» WHAT IS EXPECTED
Answer these from the Omelet Mini Joy-Pad review below:
(a) How many years does the review say have passed since the Nintendo Switch was released?
(b) In which country is Omelet Gaming based?
(c) Which colorways does the Mini Joy-Pad come in?

Omelet Mini Joy-Pad For Nintendo Switch – Review

It’s been seven years since the release of the Nintendo Switch, but where some things have changed, others stay the same. The hybrid console is a bestseller for all the right reasons – it’s versatile, ultraportable, and easy to use, with the Joy-Con controller as the glue that holds everything together. 

Geek Review: Omelet Mini Joy-Pad

Yet, the detachable controller is also one of its biggest weaknesses. On top of the dreaded Joy-Con drift on older models, its small and contour-free design brings about discomfort during long gaming sessions, especially for owners with larger hands. Having a proper setup proves vital in making it feel more like a home console, and Malaysia-based Nintendo Switch accessory brand Omelet Gaming has stepped in with a solution. 

The Omelet Mini Joy-Pad, just like the many alternatives before it, seeks to smoothen out the rough edges. Keeping in line with most third-party designs, the device is heftier, bigger, and easier to grip; unlike them, it sports a more unique design language. The company’s latest comes in five colourways: Moon White, Azure Blue, Volt Green, Lemon Yellow, and Sunset Orange, with each side included as an individual package.

» RAW DATA
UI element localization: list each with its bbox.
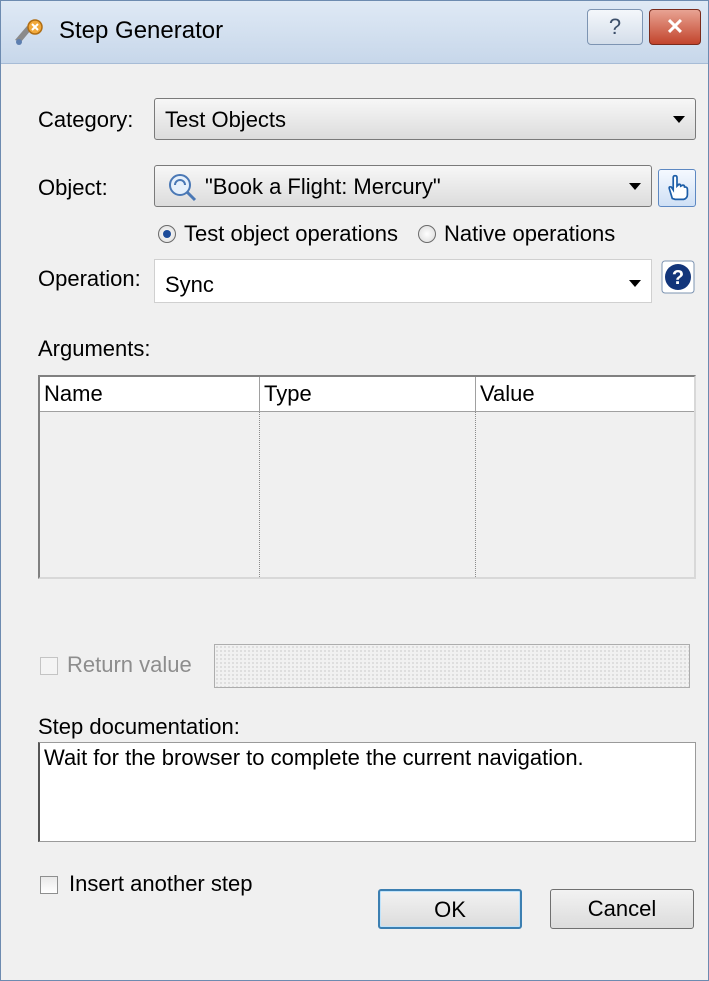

» ANSWER TO THIS PROBLEM
(a) Seven years.
(b) Malaysia.
(c) Moon White, Azure Blue, Volt Green, Lemon Yellow, and Sunset Orange.